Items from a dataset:
>> BEGIN

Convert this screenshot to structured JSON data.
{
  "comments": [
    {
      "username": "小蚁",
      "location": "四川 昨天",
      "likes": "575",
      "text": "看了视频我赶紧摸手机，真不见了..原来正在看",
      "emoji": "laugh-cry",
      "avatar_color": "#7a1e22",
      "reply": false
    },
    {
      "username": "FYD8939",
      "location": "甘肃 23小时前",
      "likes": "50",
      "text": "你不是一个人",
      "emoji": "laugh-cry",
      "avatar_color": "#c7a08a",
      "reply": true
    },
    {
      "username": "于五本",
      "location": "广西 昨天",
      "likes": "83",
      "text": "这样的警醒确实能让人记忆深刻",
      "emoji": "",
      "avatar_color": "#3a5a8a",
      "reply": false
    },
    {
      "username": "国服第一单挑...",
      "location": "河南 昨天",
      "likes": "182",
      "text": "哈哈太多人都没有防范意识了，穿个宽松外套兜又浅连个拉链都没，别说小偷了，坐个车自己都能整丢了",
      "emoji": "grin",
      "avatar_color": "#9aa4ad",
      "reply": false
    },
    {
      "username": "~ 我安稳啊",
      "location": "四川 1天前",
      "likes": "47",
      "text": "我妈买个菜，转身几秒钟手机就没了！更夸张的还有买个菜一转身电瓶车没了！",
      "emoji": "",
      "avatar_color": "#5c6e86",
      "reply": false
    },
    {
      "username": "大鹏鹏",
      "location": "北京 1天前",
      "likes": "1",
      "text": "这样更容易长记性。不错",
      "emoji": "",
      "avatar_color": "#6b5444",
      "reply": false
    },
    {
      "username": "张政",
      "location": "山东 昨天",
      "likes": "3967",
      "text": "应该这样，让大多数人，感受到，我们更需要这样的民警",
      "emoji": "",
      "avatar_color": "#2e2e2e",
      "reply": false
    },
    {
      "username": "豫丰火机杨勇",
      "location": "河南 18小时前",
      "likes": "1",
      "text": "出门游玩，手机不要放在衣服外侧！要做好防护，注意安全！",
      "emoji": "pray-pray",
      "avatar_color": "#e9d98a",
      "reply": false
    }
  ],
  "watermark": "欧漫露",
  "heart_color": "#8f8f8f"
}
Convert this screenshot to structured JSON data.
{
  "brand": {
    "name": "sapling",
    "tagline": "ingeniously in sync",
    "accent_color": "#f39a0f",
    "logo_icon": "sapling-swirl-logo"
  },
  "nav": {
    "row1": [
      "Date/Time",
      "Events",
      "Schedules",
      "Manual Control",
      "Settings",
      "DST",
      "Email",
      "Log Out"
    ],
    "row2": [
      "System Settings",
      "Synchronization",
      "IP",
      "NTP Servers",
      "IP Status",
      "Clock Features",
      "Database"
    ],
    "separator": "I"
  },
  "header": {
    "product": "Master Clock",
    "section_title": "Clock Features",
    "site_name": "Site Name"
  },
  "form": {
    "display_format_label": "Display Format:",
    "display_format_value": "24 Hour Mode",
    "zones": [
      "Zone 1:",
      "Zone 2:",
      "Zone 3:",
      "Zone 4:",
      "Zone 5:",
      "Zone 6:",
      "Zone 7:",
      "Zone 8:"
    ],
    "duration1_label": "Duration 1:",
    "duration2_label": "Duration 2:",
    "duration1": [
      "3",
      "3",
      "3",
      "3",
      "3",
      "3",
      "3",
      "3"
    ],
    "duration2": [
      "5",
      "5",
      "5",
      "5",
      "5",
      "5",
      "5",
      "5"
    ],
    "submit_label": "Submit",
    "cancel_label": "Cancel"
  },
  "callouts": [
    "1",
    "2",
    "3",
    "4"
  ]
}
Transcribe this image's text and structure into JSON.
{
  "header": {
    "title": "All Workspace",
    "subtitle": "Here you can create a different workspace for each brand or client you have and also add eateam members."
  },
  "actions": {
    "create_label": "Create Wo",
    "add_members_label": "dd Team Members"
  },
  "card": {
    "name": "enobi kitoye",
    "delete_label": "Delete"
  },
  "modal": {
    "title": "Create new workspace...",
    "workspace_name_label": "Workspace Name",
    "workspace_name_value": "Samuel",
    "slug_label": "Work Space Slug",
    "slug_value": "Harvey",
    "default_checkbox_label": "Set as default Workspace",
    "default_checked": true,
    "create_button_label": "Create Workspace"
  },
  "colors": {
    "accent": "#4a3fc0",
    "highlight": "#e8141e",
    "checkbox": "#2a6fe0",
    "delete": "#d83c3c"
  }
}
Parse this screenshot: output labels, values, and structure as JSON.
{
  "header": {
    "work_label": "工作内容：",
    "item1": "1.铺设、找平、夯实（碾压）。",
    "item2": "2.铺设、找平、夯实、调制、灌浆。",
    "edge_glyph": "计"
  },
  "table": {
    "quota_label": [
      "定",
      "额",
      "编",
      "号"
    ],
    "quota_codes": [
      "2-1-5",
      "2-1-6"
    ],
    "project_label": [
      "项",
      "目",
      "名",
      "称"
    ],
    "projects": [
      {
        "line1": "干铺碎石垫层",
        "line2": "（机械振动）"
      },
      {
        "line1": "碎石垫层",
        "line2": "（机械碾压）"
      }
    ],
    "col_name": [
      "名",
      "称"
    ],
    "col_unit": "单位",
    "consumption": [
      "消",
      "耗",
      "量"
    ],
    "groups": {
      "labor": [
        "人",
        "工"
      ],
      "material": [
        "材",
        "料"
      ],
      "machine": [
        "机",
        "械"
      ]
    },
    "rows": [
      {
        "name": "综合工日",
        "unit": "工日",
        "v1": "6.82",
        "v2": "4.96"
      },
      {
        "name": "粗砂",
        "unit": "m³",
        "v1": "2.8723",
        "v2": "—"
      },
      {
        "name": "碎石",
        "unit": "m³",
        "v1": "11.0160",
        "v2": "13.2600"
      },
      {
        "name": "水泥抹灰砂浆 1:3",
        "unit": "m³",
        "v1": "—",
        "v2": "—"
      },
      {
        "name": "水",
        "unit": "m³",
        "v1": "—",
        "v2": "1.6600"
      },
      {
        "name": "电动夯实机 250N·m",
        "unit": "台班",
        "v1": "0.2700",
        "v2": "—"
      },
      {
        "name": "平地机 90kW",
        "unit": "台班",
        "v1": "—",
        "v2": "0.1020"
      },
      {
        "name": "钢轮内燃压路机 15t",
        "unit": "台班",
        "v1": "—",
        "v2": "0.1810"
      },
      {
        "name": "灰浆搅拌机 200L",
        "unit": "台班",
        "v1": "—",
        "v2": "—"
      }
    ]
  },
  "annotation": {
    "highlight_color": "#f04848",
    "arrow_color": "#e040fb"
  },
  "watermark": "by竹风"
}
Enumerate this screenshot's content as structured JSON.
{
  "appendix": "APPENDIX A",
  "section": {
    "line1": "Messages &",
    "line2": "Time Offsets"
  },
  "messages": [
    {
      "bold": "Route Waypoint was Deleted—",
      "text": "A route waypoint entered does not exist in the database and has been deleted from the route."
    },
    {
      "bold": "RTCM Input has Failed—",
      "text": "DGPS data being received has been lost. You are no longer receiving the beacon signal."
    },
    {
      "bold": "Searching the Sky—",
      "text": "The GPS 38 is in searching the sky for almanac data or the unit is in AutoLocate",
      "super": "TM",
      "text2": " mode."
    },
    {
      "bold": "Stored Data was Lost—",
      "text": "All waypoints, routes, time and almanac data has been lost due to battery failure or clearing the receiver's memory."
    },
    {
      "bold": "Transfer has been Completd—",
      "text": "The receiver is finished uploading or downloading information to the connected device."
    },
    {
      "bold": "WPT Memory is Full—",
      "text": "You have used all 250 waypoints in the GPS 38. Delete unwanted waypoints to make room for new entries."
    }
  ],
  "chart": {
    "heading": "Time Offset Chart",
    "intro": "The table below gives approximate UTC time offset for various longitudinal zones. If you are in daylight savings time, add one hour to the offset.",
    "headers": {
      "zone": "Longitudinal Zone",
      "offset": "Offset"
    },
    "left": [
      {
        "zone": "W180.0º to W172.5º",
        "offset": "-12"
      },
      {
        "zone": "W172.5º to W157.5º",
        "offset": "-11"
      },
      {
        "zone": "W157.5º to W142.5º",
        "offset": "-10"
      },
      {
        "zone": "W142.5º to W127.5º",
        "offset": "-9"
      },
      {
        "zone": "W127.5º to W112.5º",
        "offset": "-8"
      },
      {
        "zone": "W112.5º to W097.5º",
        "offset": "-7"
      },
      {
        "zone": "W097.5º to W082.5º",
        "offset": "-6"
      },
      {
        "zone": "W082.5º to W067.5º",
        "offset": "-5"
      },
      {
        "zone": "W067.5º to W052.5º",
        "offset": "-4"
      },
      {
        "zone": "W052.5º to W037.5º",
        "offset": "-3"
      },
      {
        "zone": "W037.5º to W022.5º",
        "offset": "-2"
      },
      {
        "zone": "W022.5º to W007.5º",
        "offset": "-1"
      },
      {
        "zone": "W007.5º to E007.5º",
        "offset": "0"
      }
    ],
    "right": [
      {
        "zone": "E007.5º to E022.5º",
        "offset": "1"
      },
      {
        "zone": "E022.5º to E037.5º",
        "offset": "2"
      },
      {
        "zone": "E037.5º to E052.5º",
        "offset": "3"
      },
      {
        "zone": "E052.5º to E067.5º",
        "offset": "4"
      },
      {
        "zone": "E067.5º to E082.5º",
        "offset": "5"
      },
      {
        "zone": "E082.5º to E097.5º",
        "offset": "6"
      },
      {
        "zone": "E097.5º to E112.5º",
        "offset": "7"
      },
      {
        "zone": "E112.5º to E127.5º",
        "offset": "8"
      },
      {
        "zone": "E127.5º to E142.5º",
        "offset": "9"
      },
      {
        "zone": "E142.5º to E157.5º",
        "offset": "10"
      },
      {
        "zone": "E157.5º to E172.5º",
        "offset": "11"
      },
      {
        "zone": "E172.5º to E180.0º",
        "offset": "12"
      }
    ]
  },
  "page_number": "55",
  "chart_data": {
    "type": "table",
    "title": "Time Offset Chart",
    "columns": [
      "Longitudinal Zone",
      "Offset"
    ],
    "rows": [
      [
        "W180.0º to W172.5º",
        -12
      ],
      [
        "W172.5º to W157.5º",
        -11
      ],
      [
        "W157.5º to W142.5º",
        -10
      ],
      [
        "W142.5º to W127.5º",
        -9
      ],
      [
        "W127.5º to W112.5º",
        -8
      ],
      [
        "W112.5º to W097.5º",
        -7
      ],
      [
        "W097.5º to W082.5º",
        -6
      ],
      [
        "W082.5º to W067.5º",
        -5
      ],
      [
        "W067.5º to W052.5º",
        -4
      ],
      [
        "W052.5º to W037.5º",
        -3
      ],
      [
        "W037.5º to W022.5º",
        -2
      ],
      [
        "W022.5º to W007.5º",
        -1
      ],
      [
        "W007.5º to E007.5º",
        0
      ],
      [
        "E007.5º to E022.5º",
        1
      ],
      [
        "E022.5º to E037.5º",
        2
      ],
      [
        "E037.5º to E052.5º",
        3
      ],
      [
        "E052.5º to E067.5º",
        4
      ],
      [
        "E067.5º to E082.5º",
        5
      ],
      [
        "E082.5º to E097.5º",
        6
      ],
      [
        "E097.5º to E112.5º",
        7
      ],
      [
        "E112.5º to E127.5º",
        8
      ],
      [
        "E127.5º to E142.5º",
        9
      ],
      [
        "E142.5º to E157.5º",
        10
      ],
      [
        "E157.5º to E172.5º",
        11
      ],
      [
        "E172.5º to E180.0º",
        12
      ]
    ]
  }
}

>> END

__Goal of the exercise__
Make a list of all lines in the data that contain "sapling".

__Response to this task__
    "name": "sapling",
    "logo_icon": "sapling-swirl-logo"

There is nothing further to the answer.